## WORK INSTRUCTIONS
Collect each line containing "section".

[Records contained in a dataset]
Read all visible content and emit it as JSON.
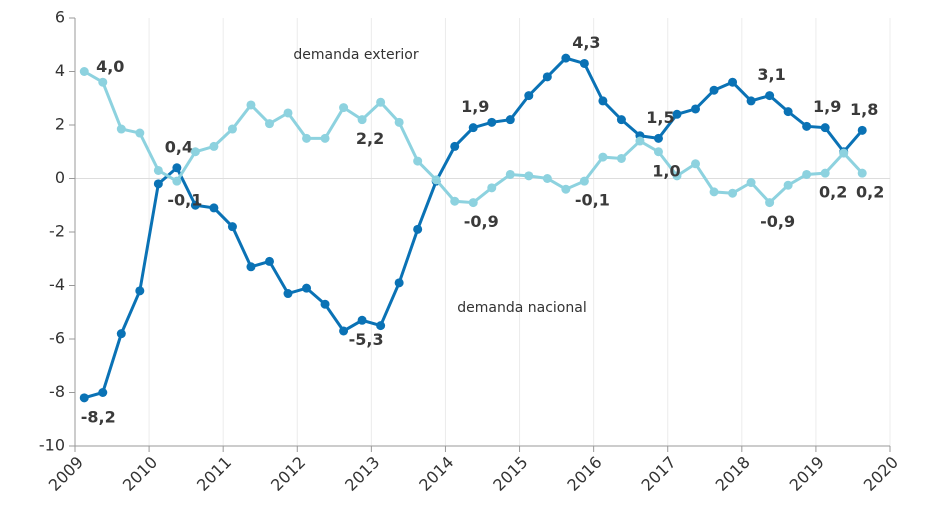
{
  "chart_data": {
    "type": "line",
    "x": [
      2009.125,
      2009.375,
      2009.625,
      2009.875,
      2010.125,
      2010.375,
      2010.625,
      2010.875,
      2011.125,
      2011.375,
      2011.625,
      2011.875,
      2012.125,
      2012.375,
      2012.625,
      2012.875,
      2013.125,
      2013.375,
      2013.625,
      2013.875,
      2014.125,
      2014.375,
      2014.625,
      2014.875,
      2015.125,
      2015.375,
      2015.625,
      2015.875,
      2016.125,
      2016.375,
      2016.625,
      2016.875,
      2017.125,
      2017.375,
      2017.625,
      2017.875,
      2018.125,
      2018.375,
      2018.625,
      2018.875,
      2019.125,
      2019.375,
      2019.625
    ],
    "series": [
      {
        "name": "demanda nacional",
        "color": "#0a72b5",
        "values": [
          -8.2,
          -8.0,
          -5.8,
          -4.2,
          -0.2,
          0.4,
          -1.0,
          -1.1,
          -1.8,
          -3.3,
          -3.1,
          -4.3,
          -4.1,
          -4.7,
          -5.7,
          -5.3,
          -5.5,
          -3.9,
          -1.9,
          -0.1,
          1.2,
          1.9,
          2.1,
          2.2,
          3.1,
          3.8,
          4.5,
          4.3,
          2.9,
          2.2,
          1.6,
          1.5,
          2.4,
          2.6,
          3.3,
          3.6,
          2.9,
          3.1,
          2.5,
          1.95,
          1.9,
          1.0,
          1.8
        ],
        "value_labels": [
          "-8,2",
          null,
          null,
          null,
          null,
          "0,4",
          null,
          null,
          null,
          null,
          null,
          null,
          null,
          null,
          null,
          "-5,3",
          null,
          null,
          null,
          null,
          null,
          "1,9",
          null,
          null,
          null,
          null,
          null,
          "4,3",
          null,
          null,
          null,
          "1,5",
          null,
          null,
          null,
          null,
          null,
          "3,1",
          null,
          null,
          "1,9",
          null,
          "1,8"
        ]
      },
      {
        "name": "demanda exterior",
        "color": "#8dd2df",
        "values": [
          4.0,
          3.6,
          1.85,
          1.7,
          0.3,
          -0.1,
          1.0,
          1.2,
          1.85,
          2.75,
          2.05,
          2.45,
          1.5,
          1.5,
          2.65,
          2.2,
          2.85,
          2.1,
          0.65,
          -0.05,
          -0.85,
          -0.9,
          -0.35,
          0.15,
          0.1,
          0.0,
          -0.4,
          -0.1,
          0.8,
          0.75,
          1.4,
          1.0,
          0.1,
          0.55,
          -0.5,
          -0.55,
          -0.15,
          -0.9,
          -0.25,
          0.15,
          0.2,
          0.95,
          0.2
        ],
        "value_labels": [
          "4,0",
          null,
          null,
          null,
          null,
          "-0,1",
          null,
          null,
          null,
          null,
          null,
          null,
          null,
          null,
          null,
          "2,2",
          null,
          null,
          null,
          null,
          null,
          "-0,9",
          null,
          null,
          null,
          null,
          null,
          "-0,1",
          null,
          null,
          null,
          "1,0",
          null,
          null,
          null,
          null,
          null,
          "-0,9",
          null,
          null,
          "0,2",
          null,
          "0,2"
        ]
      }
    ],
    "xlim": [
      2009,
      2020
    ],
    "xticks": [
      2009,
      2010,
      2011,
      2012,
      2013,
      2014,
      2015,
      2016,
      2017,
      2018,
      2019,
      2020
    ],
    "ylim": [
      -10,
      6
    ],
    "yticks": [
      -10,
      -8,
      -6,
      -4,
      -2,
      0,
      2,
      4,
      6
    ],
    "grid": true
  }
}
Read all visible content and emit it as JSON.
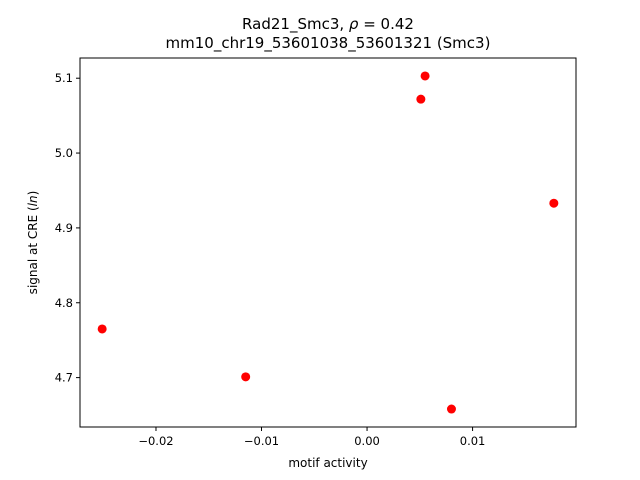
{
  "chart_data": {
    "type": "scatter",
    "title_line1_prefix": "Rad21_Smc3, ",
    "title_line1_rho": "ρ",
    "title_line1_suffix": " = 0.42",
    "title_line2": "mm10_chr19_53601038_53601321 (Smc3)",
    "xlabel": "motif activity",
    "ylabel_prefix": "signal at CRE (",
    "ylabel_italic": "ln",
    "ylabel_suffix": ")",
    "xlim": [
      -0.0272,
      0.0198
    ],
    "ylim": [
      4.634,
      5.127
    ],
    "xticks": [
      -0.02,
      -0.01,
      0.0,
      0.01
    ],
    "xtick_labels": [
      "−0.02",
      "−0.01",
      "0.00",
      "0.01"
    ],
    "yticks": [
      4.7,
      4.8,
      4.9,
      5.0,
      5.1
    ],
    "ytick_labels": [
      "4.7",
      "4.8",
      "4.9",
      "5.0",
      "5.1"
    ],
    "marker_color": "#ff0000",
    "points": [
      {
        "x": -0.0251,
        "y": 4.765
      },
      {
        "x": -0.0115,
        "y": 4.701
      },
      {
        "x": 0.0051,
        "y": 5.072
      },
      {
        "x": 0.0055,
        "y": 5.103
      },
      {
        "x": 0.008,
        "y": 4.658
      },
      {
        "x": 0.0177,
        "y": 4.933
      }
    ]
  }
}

...

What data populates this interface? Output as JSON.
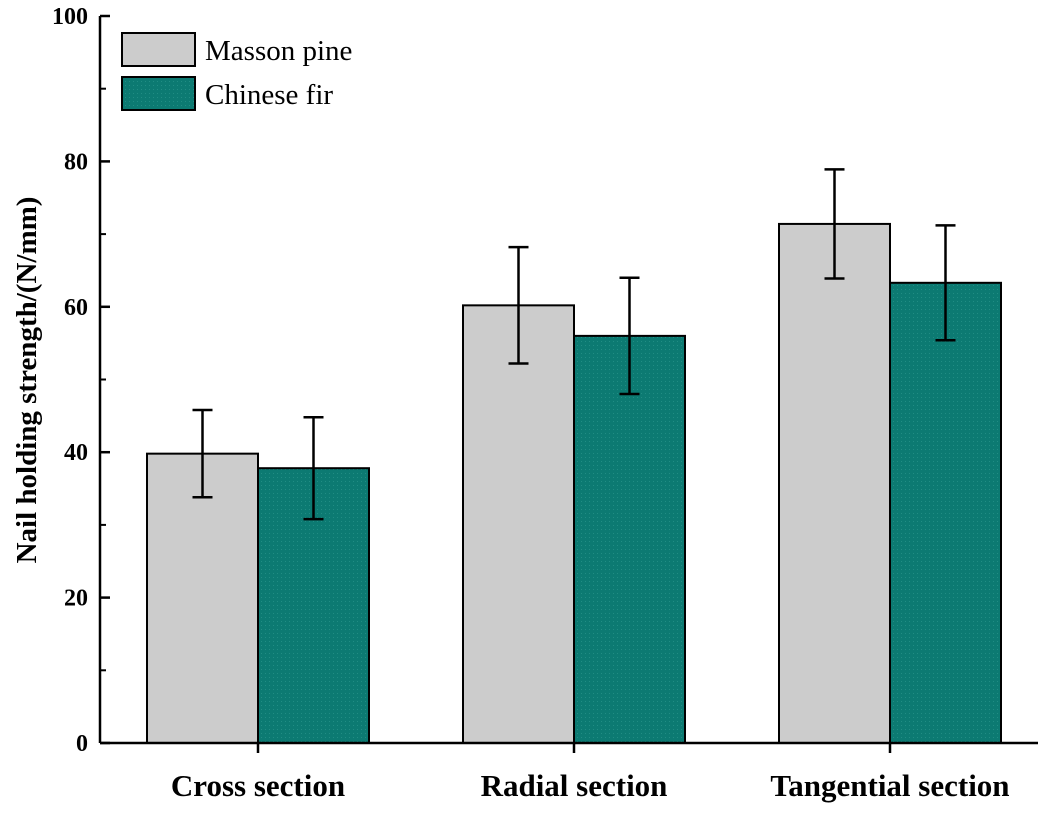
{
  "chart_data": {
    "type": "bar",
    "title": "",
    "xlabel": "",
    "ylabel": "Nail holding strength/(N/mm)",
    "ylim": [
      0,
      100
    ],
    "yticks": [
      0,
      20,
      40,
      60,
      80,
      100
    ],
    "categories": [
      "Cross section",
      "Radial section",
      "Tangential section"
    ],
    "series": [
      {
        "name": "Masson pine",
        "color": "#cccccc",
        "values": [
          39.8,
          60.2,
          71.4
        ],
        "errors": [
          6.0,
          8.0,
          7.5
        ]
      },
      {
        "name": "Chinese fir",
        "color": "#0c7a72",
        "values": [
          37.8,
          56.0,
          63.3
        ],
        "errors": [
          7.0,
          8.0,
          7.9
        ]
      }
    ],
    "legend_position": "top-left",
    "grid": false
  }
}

## RESPONSE
      "Cross section",
      "Radial section",
      "Tangential section"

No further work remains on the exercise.